> **Source document**:
=-=-=-=-=
Is it an option? If so, why?

Is it in line with the RPW?


----------



## Scott Bushey (Apr 27, 2005)

> _Originally posted by Rick Larson_
> At our church the baby dedication encompasses the following:
> 
> 1) Introducing the child to the congregation
> ...



It's not biblical...............


----------



## heartoflesh (Apr 27, 2005)

> _Originally posted by Scott Bushey_
> 
> 
> > _Originally posted by Rick Larson_
> ...




That's a little vague.


----------



## Me Died Blue (Apr 27, 2005)

Rick, one of the main problems and inconsistencies I see in it I explained throughout this thread.



> _Originally posted by fredtgreco_
> Is it in line with the RPW?



Good point.


----------



## Puritanhead (Apr 27, 2005)

*I\'m still a believer in \"Believer\'s Baptism\"*



> _Originally posted by sntijerina_
> Also, no record of an infant dedication in the NT.
=-=-=-=-=
> **The problem**: Translate this sentence from the forum thread on baby dedication into French: "At our church the baby dedication encompasses the following:"

> **Provided data**:
=-=-=-=-=
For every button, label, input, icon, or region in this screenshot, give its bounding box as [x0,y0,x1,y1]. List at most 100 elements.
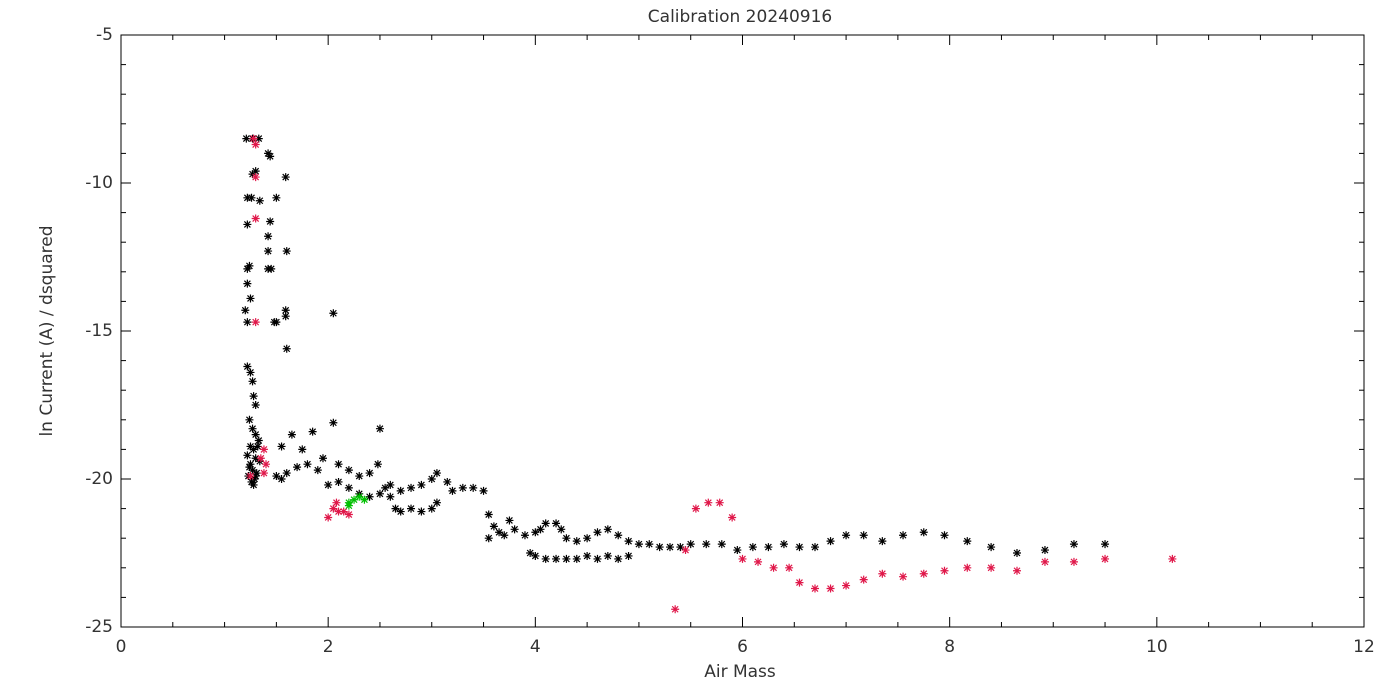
=-=-=-=-=
> **Reply**: Dans notre église, la dédicace des bébés comprend ce qui suit :